The data —
-- Begin --
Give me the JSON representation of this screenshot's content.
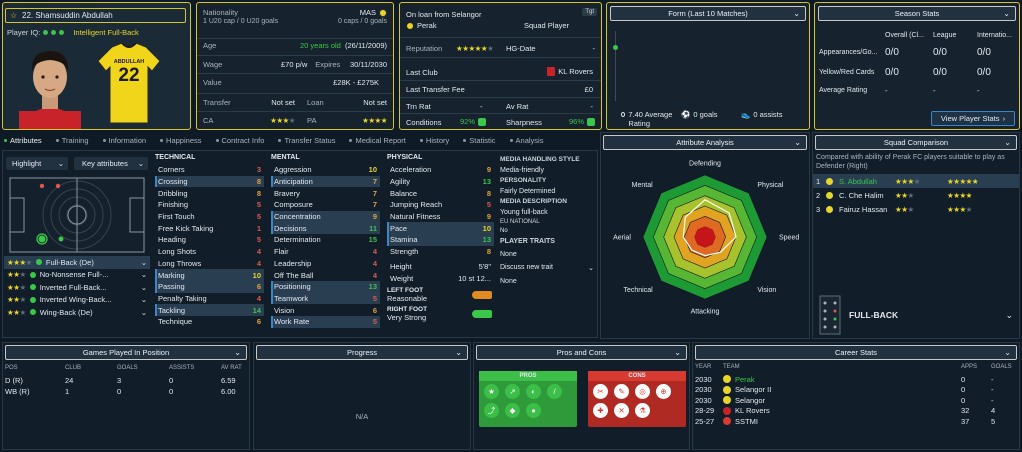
{
  "player": {
    "name": "22. Shamsuddin Abdullah",
    "iq_label": "Player IQ:",
    "role": "Intelligent Full-Back",
    "shirt_name": "ABDULLAH",
    "shirt_number": "22"
  },
  "bio": {
    "nationality_label": "Nationality",
    "nationality": "MAS",
    "caps": "1 U20 cap / 0 U20 goals",
    "caps_right": "0 caps / 0 goals",
    "age_label": "Age",
    "age": "20 years old",
    "dob": "(26/11/2009)",
    "wage_label": "Wage",
    "wage": "£70 p/w",
    "expires_label": "Expires",
    "expires": "30/11/2030",
    "value_label": "Value",
    "value": "£28K - £275K",
    "transfer_label": "Transfer",
    "transfer": "Not set",
    "loan_label": "Loan",
    "loan": "Not set",
    "ca_label": "CA",
    "pa_label": "PA"
  },
  "loan": {
    "title": "On loan from Selangor",
    "club": "Perak",
    "squad": "Squad Player",
    "tgt": "Tgt",
    "reputation_label": "Reputation",
    "hgdate_label": "HG-Date",
    "hgdate": "-",
    "lastclub_label": "Last Club",
    "lastclub": "KL Rovers",
    "fee_label": "Last Transfer Fee",
    "fee": "£0",
    "trm_label": "Trn Rat",
    "trm": "-",
    "av_label": "Av Rat",
    "av": "-",
    "conditions_label": "Conditions",
    "conditions": "92%",
    "sharpness_label": "Sharpness",
    "sharpness": "96%"
  },
  "form": {
    "title": "Form (Last 10 Matches)",
    "avg": "7.40 Average Rating",
    "goals": "0 goals",
    "assists": "0 assists"
  },
  "season": {
    "title": "Season Stats",
    "cols": [
      "Overall (Cl...",
      "League",
      "Internatio..."
    ],
    "rows": [
      {
        "label": "Appearances/Go...",
        "vals": [
          "0/0",
          "0/0",
          "0/0"
        ]
      },
      {
        "label": "Yellow/Red Cards",
        "vals": [
          "0/0",
          "0/0",
          "0/0"
        ]
      },
      {
        "label": "Average Rating",
        "vals": [
          "-",
          "-",
          "-"
        ]
      }
    ],
    "button": "View Player Stats"
  },
  "tabs": [
    "Attributes",
    "Training",
    "Information",
    "Happiness",
    "Contract Info",
    "Transfer Status",
    "Medical Report",
    "History",
    "Statistic",
    "Analysis"
  ],
  "controls": {
    "highlight": "Highlight",
    "key": "Key attributes"
  },
  "technical": {
    "title": "TECHNICAL",
    "items": [
      [
        "Corners",
        "3",
        "r"
      ],
      [
        "Crossing",
        "8",
        "o"
      ],
      [
        "Dribbling",
        "8",
        "o"
      ],
      [
        "Finishing",
        "5",
        "r"
      ],
      [
        "First Touch",
        "5",
        "r"
      ],
      [
        "Free Kick Taking",
        "1",
        "r"
      ],
      [
        "Heading",
        "5",
        "r"
      ],
      [
        "Long Shots",
        "4",
        "r"
      ],
      [
        "Long Throws",
        "4",
        "r"
      ],
      [
        "Marking",
        "10",
        "y"
      ],
      [
        "Passing",
        "6",
        "o"
      ],
      [
        "Penalty Taking",
        "4",
        "r"
      ],
      [
        "Tackling",
        "14",
        "g"
      ],
      [
        "Technique",
        "6",
        "o"
      ]
    ]
  },
  "mental": {
    "title": "MENTAL",
    "items": [
      [
        "Aggression",
        "10",
        "y"
      ],
      [
        "Anticipation",
        "7",
        "o"
      ],
      [
        "Bravery",
        "7",
        "o"
      ],
      [
        "Composure",
        "7",
        "o"
      ],
      [
        "Concentration",
        "9",
        "o"
      ],
      [
        "Decisions",
        "11",
        "g"
      ],
      [
        "Determination",
        "15",
        "g"
      ],
      [
        "Flair",
        "4",
        "r"
      ],
      [
        "Leadership",
        "4",
        "r"
      ],
      [
        "Off The Ball",
        "4",
        "r"
      ],
      [
        "Positioning",
        "13",
        "g"
      ],
      [
        "Teamwork",
        "5",
        "r"
      ],
      [
        "Vision",
        "6",
        "o"
      ],
      [
        "Work Rate",
        "5",
        "r"
      ]
    ]
  },
  "physical": {
    "title": "PHYSICAL",
    "items": [
      [
        "Acceleration",
        "9",
        "o"
      ],
      [
        "Agility",
        "13",
        "g"
      ],
      [
        "Balance",
        "8",
        "o"
      ],
      [
        "Jumping Reach",
        "5",
        "r"
      ],
      [
        "Natural Fitness",
        "9",
        "o"
      ],
      [
        "Pace",
        "10",
        "y"
      ],
      [
        "Stamina",
        "13",
        "g"
      ],
      [
        "Strength",
        "8",
        "o"
      ]
    ],
    "height_label": "Height",
    "height": "5'8\"",
    "weight_label": "Weight",
    "weight": "10 st 12...",
    "left_label": "LEFT FOOT",
    "left": "Reasonable",
    "right_label": "RIGHT FOOT",
    "right": "Very Strong"
  },
  "media": {
    "title": "MEDIA HANDLING STYLE",
    "style": "Media-friendly",
    "personality_label": "PERSONALITY",
    "personality": "Fairly Determined",
    "desc_label": "MEDIA DESCRIPTION",
    "desc": "Young full-back",
    "eu_label": "EU NATIONAL",
    "eu": "No",
    "traits_label": "PLAYER TRAITS",
    "traits": "None",
    "discuss": "Discuss new trait",
    "traits2": "None"
  },
  "roles": [
    {
      "name": "Full-Back (De)",
      "s": 3
    },
    {
      "name": "No-Nonsense Full-...",
      "s": 2
    },
    {
      "name": "Inverted Full-Back...",
      "s": 2
    },
    {
      "name": "Inverted Wing-Back...",
      "s": 2
    },
    {
      "name": "Wing-Back (De)",
      "s": 2
    }
  ],
  "analysis": {
    "title": "Attribute Analysis",
    "labels": [
      "Defending",
      "Physical",
      "Speed",
      "Vision",
      "Attacking",
      "Technical",
      "Aerial",
      "Mental"
    ],
    "values": [
      0.6,
      0.55,
      0.5,
      0.35,
      0.3,
      0.3,
      0.35,
      0.45
    ]
  },
  "squad": {
    "title": "Squad Comparison",
    "desc": "Compared with ability of Perak FC players suitable to play as Defender (Right)",
    "rows": [
      {
        "n": "1",
        "name": "S. Abdullah",
        "a": 3,
        "b": 5
      },
      {
        "n": "2",
        "name": "C. Che Halim",
        "a": 2,
        "b": 4
      },
      {
        "n": "3",
        "name": "Fairuz Hassan",
        "a": 2,
        "b": 3
      }
    ],
    "position": "FULL-BACK"
  },
  "games": {
    "title": "Games Played In Position",
    "cols": [
      "POS",
      "CLUB",
      "GOALS",
      "ASSISTS",
      "AV RAT"
    ],
    "rows": [
      [
        "D (R)",
        "24",
        "3",
        "0",
        "6.59"
      ],
      [
        "WB (R)",
        "1",
        "0",
        "0",
        "6.00"
      ]
    ]
  },
  "progress": {
    "title": "Progress",
    "na": "N/A"
  },
  "proscons": {
    "title": "Pros and Cons",
    "pros": "PROS",
    "cons": "CONS"
  },
  "career": {
    "title": "Career Stats",
    "cols": [
      "YEAR",
      "TEAM",
      "APPS",
      "GOALS"
    ],
    "rows": [
      [
        "2030",
        "Perak",
        "0",
        "-"
      ],
      [
        "2030",
        "Selangor II",
        "0",
        "-"
      ],
      [
        "2030",
        "Selangor",
        "0",
        "-"
      ],
      [
        "28-29",
        "KL Rovers",
        "32",
        "4"
      ],
      [
        "25-27",
        "SSTMI",
        "37",
        "5"
      ]
    ]
  },
  "colors": {
    "accent": "#d8c626",
    "blue": "#3a86c8",
    "green": "#3bc74a"
  }
}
-- End --
Aim of the exercise — Repeat the listing verbatim. Skip the pictures.

Exercise response —
Give me the JSON representation of this screenshot's content.
{
  "player": {
    "name": "22. Shamsuddin Abdullah",
    "iq_label": "Player IQ:",
    "role": "Intelligent Full-Back",
    "shirt_name": "ABDULLAH",
    "shirt_number": "22"
  },
  "bio": {
    "nationality_label": "Nationality",
    "nationality": "MAS",
    "caps": "1 U20 cap / 0 U20 goals",
    "caps_right": "0 caps / 0 goals",
    "age_label": "Age",
    "age": "20 years old",
    "dob": "(26/11/2009)",
    "wage_label": "Wage",
    "wage": "£70 p/w",
    "expires_label": "Expires",
    "expires": "30/11/2030",
    "value_label": "Value",
    "value": "£28K - £275K",
    "transfer_label": "Transfer",
    "transfer": "Not set",
    "loan_label": "Loan",
    "loan": "Not set",
    "ca_label": "CA",
    "pa_label": "PA"
  },
  "loan": {
    "title": "On loan from Selangor",
    "club": "Perak",
    "squad": "Squad Player",
    "tgt": "Tgt",
    "reputation_label": "Reputation",
    "hgdate_label": "HG-Date",
    "hgdate": "-",
    "lastclub_label": "Last Club",
    "lastclub": "KL Rovers",
    "fee_label": "Last Transfer Fee",
    "fee": "£0",
    "trm_label": "Trn Rat",
    "trm": "-",
    "av_label": "Av Rat",
    "av": "-",
    "conditions_label": "Conditions",
    "conditions": "92%",
    "sharpness_label": "Sharpness",
    "sharpness": "96%"
  },
  "form": {
    "title": "Form (Last 10 Matches)",
    "avg": "7.40 Average Rating",
    "goals": "0 goals",
    "assists": "0 assists"
  },
  "season": {
    "title": "Season Stats",
    "cols": [
      "Overall (Cl...",
      "League",
      "Internatio..."
    ],
    "rows": [
      {
        "label": "Appearances/Go...",
        "vals": [
          "0/0",
          "0/0",
          "0/0"
        ]
      },
      {
        "label": "Yellow/Red Cards",
        "vals": [
          "0/0",
          "0/0",
          "0/0"
        ]
      },
      {
        "label": "Average Rating",
        "vals": [
          "-",
          "-",
          "-"
        ]
      }
    ],
    "button": "View Player Stats"
  },
  "tabs": [
    "Attributes",
    "Training",
    "Information",
    "Happiness",
    "Contract Info",
    "Transfer Status",
    "Medical Report",
    "History",
    "Statistic",
    "Analysis"
  ],
  "controls": {
    "highlight": "Highlight",
    "key": "Key attributes"
  },
  "technical": {
    "title": "TECHNICAL",
    "items": [
      [
        "Corners",
        "3",
        "r"
      ],
      [
        "Crossing",
        "8",
        "o"
      ],
      [
        "Dribbling",
        "8",
        "o"
      ],
      [
        "Finishing",
        "5",
        "r"
      ],
      [
        "First Touch",
        "5",
        "r"
      ],
      [
        "Free Kick Taking",
        "1",
        "r"
      ],
      [
        "Heading",
        "5",
        "r"
      ],
      [
        "Long Shots",
        "4",
        "r"
      ],
      [
        "Long Throws",
        "4",
        "r"
      ],
      [
        "Marking",
        "10",
        "y"
      ],
      [
        "Passing",
        "6",
        "o"
      ],
      [
        "Penalty Taking",
        "4",
        "r"
      ],
      [
        "Tackling",
        "14",
        "g"
      ],
      [
        "Technique",
        "6",
        "o"
      ]
    ]
  },
  "mental": {
    "title": "MENTAL",
    "items": [
      [
        "Aggression",
        "10",
        "y"
      ],
      [
        "Anticipation",
        "7",
        "o"
      ],
      [
        "Bravery",
        "7",
        "o"
      ],
      [
        "Composure",
        "7",
        "o"
      ],
      [
        "Concentration",
        "9",
        "o"
      ],
      [
        "Decisions",
        "11",
        "g"
      ],
      [
        "Determination",
        "15",
        "g"
      ],
      [
        "Flair",
        "4",
        "r"
      ],
      [
        "Leadership",
        "4",
        "r"
      ],
      [
        "Off The Ball",
        "4",
        "r"
      ],
      [
        "Positioning",
        "13",
        "g"
      ],
      [
        "Teamwork",
        "5",
        "r"
      ],
      [
        "Vision",
        "6",
        "o"
      ],
      [
        "Work Rate",
        "5",
        "r"
      ]
    ]
  },
  "physical": {
    "title": "PHYSICAL",
    "items": [
      [
        "Acceleration",
        "9",
        "o"
      ],
      [
        "Agility",
        "13",
        "g"
      ],
      [
        "Balance",
        "8",
        "o"
      ],
      [
        "Jumping Reach",
        "5",
        "r"
      ],
      [
        "Natural Fitness",
        "9",
        "o"
      ],
      [
        "Pace",
        "10",
        "y"
      ],
      [
        "Stamina",
        "13",
        "g"
      ],
      [
        "Strength",
        "8",
        "o"
      ]
    ],
    "height_label": "Height",
    "height": "5'8\"",
    "weight_label": "Weight",
    "weight": "10 st 12...",
    "left_label": "LEFT FOOT",
    "left": "Reasonable",
    "right_label": "RIGHT FOOT",
    "right": "Very Strong"
  },
  "media": {
    "title": "MEDIA HANDLING STYLE",
    "style": "Media-friendly",
    "personality_label": "PERSONALITY",
    "personality": "Fairly Determined",
    "desc_label": "MEDIA DESCRIPTION",
    "desc": "Young full-back",
    "eu_label": "EU NATIONAL",
    "eu": "No",
    "traits_label": "PLAYER TRAITS",
    "traits": "None",
    "discuss": "Discuss new trait",
    "traits2": "None"
  },
  "roles": [
    {
      "name": "Full-Back (De)",
      "s": 3
    },
    {
      "name": "No-Nonsense Full-...",
      "s": 2
    },
    {
      "name": "Inverted Full-Back...",
      "s": 2
    },
    {
      "name": "Inverted Wing-Back...",
      "s": 2
    },
    {
      "name": "Wing-Back (De)",
      "s": 2
    }
  ],
  "analysis": {
    "title": "Attribute Analysis",
    "labels": [
      "Defending",
      "Physical",
      "Speed",
      "Vision",
      "Attacking",
      "Technical",
      "Aerial",
      "Mental"
    ],
    "values": [
      0.6,
      0.55,
      0.5,
      0.35,
      0.3,
      0.3,
      0.35,
      0.45
    ]
  },
  "squad": {
    "title": "Squad Comparison",
    "desc": "Compared with ability of Perak FC players suitable to play as Defender (Right)",
    "rows": [
      {
        "n": "1",
        "name": "S. Abdullah",
        "a": 3,
        "b": 5
      },
      {
        "n": "2",
        "name": "C. Che Halim",
        "a": 2,
        "b": 4
      },
      {
        "n": "3",
        "name": "Fairuz Hassan",
        "a": 2,
        "b": 3
      }
    ],
    "position": "FULL-BACK"
  },
  "games": {
    "title": "Games Played In Position",
    "cols": [
      "POS",
      "CLUB",
      "GOALS",
      "ASSISTS",
      "AV RAT"
    ],
    "rows": [
      [
        "D (R)",
        "24",
        "3",
        "0",
        "6.59"
      ],
      [
        "WB (R)",
        "1",
        "0",
        "0",
        "6.00"
      ]
    ]
  },
  "progress": {
    "title": "Progress",
    "na": "N/A"
  },
  "proscons": {
    "title": "Pros and Cons",
    "pros": "PROS",
    "cons": "CONS"
  },
  "career": {
    "title": "Career Stats",
    "cols": [
      "YEAR",
      "TEAM",
      "APPS",
      "GOALS"
    ],
    "rows": [
      [
        "2030",
        "Perak",
        "0",
        "-"
      ],
      [
        "2030",
        "Selangor II",
        "0",
        "-"
      ],
      [
        "2030",
        "Selangor",
        "0",
        "-"
      ],
      [
        "28-29",
        "KL Rovers",
        "32",
        "4"
      ],
      [
        "25-27",
        "SSTMI",
        "37",
        "5"
      ]
    ]
  },
  "colors": {
    "accent": "#d8c626",
    "blue": "#3a86c8",
    "green": "#3bc74a"
  }
}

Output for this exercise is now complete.